#### Atividade 1
Cite, do texto sobre a doença de Crohn, o trecho que começa nas palavras "Ninguém sabe ao" e termina depois de "não está presente.".
#### Atividade 2
Responda, com base no texto sobre a doença de Crohn, às perguntas seguintes.
(a) Que fatores agravam a suscetibilidade à doença?
(b) Que tipo de dieta é aconselhado nas fases ativas da doença?
(c) Com que é tratada a doença, regra geral?

#### Texto fornecido
Trata-se de uma patologia que pode ser incapacitante, já que a doença é crónica e evolui por surtos, ou seja, é cíclica. Isto significa que vão existir períodos em que a doença se manifesta e outros em que não existem quaisquer sintomas. Infelizmente, não é possível prever nem a ocorrência nem a duração destas fases.



Causas desconhecidas e multifatoriais


Ninguém sabe ao certo o que desencadeia a inflamação intestinal inicial da doença de Crohn. Pensa-se que a existência de antigénios, bactérias ou vírus provoca uma resposta imunológica do organismo, causando o aparecimento e a manutenção da lesão intestinal, mesmo quando o agente causador da inflamação já não está presente.

Para além disso, existem fatores genéticos que determinam a suscetibilidade à doença, a qual é agravada pela tensão emocional, stress, o tipo de alimentação, tabaco e estilo de vida. 



Queixas mais comuns


Dor abdominal
Uma vez iniciada, a doença de Crohn pode causar sintomas para toda a vida, evoluindo por períodos de agudização e remissão. Algumas pessoas com esta patologia apresentam apenas cólicas ocasionais ou diarreia, no entanto, a maior parte dos doentes tem sintomas mais incómodos.

As queixas, bem como a sua gravidade, podem variar consoante a zona afetada, mas, no geral, as mais comuns são:
 
  • Dor abdominal;
  • Diarreia;
  • Perda de apetite;
  • Febre;
  • Perda de peso.

Também podem surgir manifestações não relacionadas com o aparelho digestivo, como dores nas articulações e lesões da pele, bem como outras complicações decorrentes da inflamação. 



Sem cura, mas com tratamento


Não existe uma cura definitiva para a doença de Chron. Os tratamentos disponíveis destinam-se a reduzir a inflamação e aliviar os sintomas, contudo, possibilitam a remissão da doença por períodos de tempo indeterminado, oferecendo mais qualidade de vida às pessoas que são afetadas por este problema.

O tratamento adequado depende dos sintomas, da localização, gravidade e extensão da doença, entre outros fatores. Regra geral, a doença de Chron é tratada com medicação e alterações na dieta alimentar. 

Quando estas medidas não são suficientes ou nos estados mais avançados ou graves da doença, a cirurgia pode ser uma opção. No entanto, embora permita uma melhoria significativa da qualidade de vida dos doentes, a cirurgia não cura a doença.



Preste atenção ao que come


A alimentação pode desempenhar um papel central no controlo ou melhoria dos sintomas, além de que a má absorção de nutrientes e sais minerais é uma complicação que se encontra associada à doença, pelo que os doentes devem ter especial atenção à sua dieta.

A alimentação deve ser variada e equilibrada, de forma a armazenar vitaminas e nutrientes entre os episódios ou exacerbações do problema. Nas fases ativas da doença, é aconselhada uma dieta de baixo teor de fibra.

É também fundamental fazer uma hidratação adequada e ter o conhecimento dos alimentos que, em cada fase da doença, podem ou não ser prejudiciais para cada pessoa.

#### Excertos dos registos
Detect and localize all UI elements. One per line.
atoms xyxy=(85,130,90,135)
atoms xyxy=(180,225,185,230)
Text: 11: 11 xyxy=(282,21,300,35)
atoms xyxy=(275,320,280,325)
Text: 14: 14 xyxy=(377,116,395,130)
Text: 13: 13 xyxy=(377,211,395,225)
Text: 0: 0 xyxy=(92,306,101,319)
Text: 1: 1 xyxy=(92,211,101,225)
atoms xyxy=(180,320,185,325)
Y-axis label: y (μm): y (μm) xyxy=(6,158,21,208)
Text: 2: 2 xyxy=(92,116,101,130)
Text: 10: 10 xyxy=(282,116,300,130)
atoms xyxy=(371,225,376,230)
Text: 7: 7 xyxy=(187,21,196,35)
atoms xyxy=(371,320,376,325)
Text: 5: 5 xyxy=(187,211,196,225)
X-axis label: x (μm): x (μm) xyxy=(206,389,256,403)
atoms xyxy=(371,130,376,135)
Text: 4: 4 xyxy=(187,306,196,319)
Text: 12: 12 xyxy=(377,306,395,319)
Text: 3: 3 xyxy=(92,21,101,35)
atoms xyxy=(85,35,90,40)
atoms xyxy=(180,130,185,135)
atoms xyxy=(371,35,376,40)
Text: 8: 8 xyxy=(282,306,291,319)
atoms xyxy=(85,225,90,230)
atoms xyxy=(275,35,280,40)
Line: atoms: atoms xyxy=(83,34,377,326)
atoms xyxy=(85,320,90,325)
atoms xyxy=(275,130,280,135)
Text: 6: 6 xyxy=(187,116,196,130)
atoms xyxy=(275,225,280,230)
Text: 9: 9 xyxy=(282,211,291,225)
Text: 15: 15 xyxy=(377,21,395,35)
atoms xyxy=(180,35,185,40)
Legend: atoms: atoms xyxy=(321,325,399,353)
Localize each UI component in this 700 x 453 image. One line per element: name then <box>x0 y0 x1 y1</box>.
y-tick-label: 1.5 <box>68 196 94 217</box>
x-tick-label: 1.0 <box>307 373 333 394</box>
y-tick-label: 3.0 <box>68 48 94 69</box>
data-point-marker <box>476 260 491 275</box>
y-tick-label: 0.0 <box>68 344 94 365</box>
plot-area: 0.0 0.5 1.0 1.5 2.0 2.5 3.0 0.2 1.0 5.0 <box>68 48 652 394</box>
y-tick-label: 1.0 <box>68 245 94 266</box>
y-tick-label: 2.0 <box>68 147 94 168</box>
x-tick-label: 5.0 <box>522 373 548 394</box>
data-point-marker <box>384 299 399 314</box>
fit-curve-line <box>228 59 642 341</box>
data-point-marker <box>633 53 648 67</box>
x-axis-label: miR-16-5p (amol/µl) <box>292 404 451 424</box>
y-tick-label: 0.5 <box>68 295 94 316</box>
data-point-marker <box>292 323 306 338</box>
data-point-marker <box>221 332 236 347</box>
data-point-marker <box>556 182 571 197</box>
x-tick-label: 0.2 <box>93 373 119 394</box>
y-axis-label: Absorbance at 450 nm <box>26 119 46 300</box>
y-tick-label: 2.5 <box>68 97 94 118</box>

#### Resposta esperada 1
Ninguém sabe ao certo o que desencadeia a inflamação intestinal inicial da doença de Crohn. Pensa-se que a existência de antigénios, bactérias ou vírus provoca uma resposta imunológica do organismo, causando o aparecimento e a manutenção da lesão intestinal, mesmo quando o agente causador da inflamação já não está presente.

#### Resposta esperada 2
(a) A tensão emocional, o stress, o tipo de alimentação, o tabaco e o estilo de vida.
(b) Uma dieta de baixo teor de fibra.
(c) Com medicação e alterações na dieta alimentar.